Work to do:
Will you transcribe the entries that follow, exactly and in full?
-=-=-=-=-
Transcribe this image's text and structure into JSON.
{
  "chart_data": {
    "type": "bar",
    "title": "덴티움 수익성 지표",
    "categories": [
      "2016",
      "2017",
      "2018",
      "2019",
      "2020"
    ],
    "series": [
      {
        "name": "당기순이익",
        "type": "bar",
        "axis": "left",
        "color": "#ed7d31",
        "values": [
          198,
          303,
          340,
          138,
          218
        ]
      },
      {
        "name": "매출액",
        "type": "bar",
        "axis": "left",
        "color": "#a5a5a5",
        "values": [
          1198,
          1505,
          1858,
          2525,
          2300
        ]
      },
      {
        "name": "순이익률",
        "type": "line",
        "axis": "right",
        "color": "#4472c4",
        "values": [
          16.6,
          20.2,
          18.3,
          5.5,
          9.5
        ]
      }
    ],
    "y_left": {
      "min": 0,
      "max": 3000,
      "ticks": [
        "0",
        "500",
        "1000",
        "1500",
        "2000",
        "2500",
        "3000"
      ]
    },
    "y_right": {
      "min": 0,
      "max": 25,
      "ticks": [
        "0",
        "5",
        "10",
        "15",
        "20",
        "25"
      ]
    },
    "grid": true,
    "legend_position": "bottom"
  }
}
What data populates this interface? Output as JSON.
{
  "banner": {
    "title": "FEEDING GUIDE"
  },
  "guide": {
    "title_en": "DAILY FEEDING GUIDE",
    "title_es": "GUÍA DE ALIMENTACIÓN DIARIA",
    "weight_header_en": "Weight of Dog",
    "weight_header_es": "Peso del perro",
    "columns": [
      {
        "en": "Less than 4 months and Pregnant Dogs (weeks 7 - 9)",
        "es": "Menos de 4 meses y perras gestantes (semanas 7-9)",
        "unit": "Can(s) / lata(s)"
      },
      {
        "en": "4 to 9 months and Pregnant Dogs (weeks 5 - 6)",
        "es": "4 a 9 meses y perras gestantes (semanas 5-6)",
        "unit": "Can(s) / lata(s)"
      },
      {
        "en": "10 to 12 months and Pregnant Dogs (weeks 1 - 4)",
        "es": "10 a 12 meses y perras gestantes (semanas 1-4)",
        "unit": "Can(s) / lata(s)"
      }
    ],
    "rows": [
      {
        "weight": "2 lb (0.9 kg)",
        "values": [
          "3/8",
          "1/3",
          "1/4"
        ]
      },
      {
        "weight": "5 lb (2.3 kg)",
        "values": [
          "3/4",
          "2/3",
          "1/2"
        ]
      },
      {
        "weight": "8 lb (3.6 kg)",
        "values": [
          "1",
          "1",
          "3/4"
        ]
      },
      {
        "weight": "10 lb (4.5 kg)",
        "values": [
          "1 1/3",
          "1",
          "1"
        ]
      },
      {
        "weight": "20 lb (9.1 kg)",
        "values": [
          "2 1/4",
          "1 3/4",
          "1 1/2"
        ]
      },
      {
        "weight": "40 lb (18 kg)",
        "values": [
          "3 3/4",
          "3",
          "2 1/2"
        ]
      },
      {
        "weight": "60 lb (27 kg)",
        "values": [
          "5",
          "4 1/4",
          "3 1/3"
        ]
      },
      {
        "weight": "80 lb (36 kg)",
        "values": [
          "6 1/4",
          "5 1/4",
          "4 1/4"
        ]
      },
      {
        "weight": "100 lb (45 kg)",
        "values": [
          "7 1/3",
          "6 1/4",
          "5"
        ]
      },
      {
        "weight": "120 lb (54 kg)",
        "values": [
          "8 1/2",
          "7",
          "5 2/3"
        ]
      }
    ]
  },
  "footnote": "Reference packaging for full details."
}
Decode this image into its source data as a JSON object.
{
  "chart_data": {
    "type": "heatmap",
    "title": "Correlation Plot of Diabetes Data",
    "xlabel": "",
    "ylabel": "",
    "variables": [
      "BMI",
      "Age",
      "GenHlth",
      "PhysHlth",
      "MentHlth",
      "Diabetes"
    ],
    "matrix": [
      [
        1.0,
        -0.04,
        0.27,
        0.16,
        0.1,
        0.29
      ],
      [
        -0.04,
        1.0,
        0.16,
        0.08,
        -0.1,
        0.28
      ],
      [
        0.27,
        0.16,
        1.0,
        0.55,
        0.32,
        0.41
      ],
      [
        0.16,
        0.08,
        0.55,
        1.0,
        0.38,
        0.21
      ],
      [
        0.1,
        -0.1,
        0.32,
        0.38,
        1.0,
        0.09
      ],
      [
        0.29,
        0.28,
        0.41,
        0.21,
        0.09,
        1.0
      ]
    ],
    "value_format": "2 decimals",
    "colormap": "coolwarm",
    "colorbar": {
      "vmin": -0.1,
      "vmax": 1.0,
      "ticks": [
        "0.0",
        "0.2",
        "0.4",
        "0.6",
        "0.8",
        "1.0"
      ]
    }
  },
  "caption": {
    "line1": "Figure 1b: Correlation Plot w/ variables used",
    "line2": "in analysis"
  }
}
-=-=-=-=-
Completed exercise:
Transcribe this image's text and structure into JSON.
{
  "chart_data": {
    "type": "bar",
    "title": "덴티움 수익성 지표",
    "categories": [
      "2016",
      "2017",
      "2018",
      "2019",
      "2020"
    ],
    "series": [
      {
        "name": "당기순이익",
        "type": "bar",
        "axis": "left",
        "color": "#ed7d31",
        "values": [
          198,
          303,
          340,
          138,
          218
        ]
      },
      {
        "name": "매출액",
        "type": "bar",
        "axis": "left",
        "color": "#a5a5a5",
        "values": [
          1198,
          1505,
          1858,
          2525,
          2300
        ]
      },
      {
        "name": "순이익률",
        "type": "line",
        "axis": "right",
        "color": "#4472c4",
        "values": [
          16.6,
          20.2,
          18.3,
          5.5,
          9.5
        ]
      }
    ],
    "y_left": {
      "min": 0,
      "max": 3000,
      "ticks": [
        "0",
        "500",
        "1000",
        "1500",
        "2000",
        "2500",
        "3000"
      ]
    },
    "y_right": {
      "min": 0,
      "max": 25,
      "ticks": [
        "0",
        "5",
        "10",
        "15",
        "20",
        "25"
      ]
    },
    "grid": true,
    "legend_position": "bottom"
  }
}
What data populates this interface? Output as JSON.
{
  "banner": {
    "title": "FEEDING GUIDE"
  },
  "guide": {
    "title_en": "DAILY FEEDING GUIDE",
    "title_es": "GUÍA DE ALIMENTACIÓN DIARIA",
    "weight_header_en": "Weight of Dog",
    "weight_header_es": "Peso del perro",
    "columns": [
      {
        "en": "Less than 4 months and Pregnant Dogs (weeks 7 - 9)",
        "es": "Menos de 4 meses y perras gestantes (semanas 7-9)",
        "unit": "Can(s) / lata(s)"
      },
      {
        "en": "4 to 9 months and Pregnant Dogs (weeks 5 - 6)",
        "es": "4 a 9 meses y perras gestantes (semanas 5-6)",
        "unit": "Can(s) / lata(s)"
      },
      {
        "en": "10 to 12 months and Pregnant Dogs (weeks 1 - 4)",
        "es": "10 a 12 meses y perras gestantes (semanas 1-4)",
        "unit": "Can(s) / lata(s)"
      }
    ],
    "rows": [
      {
        "weight": "2 lb (0.9 kg)",
        "values": [
          "3/8",
          "1/3",
          "1/4"
        ]
      },
      {
        "weight": "5 lb (2.3 kg)",
        "values": [
          "3/4",
          "2/3",
          "1/2"
        ]
      },
      {
        "weight": "8 lb (3.6 kg)",
        "values": [
          "1",
          "1",
          "3/4"
        ]
      },
      {
        "weight": "10 lb (4.5 kg)",
        "values": [
          "1 1/3",
          "1",
          "1"
        ]
      },
      {
        "weight": "20 lb (9.1 kg)",
        "values": [
          "2 1/4",
          "1 3/4",
          "1 1/2"
        ]
      },
      {
        "weight": "40 lb (18 kg)",
        "values": [
          "3 3/4",
          "3",
          "2 1/2"
        ]
      },
      {
        "weight": "60 lb (27 kg)",
        "values": [
          "5",
          "4 1/4",
          "3 1/3"
        ]
      },
      {
        "weight": "80 lb (36 kg)",
        "values": [
          "6 1/4",
          "5 1/4",
          "4 1/4"
        ]
      },
      {
        "weight": "100 lb (45 kg)",
        "values": [
          "7 1/3",
          "6 1/4",
          "5"
        ]
      },
      {
        "weight": "120 lb (54 kg)",
        "values": [
          "8 1/2",
          "7",
          "5 2/3"
        ]
      }
    ]
  },
  "footnote": "Reference packaging for full details."
}
Decode this image into its source data as a JSON object.
{
  "chart_data": {
    "type": "heatmap",
    "title": "Correlation Plot of Diabetes Data",
    "xlabel": "",
    "ylabel": "",
    "variables": [
      "BMI",
      "Age",
      "GenHlth",
      "PhysHlth",
      "MentHlth",
      "Diabetes"
    ],
    "matrix": [
      [
        1.0,
        -0.04,
        0.27,
        0.16,
        0.1,
        0.29
      ],
      [
        -0.04,
        1.0,
        0.16,
        0.08,
        -0.1,
        0.28
      ],
      [
        0.27,
        0.16,
        1.0,
        0.55,
        0.32,
        0.41
      ],
      [
        0.16,
        0.08,
        0.55,
        1.0,
        0.38,
        0.21
      ],
      [
        0.1,
        -0.1,
        0.32,
        0.38,
        1.0,
        0.09
      ],
      [
        0.29,
        0.28,
        0.41,
        0.21,
        0.09,
        1.0
      ]
    ],
    "value_format": "2 decimals",
    "colormap": "coolwarm",
    "colorbar": {
      "vmin": -0.1,
      "vmax": 1.0,
      "ticks": [
        "0.0",
        "0.2",
        "0.4",
        "0.6",
        "0.8",
        "1.0"
      ]
    }
  },
  "caption": {
    "line1": "Figure 1b: Correlation Plot w/ variables used",
    "line2": "in analysis"
  }
}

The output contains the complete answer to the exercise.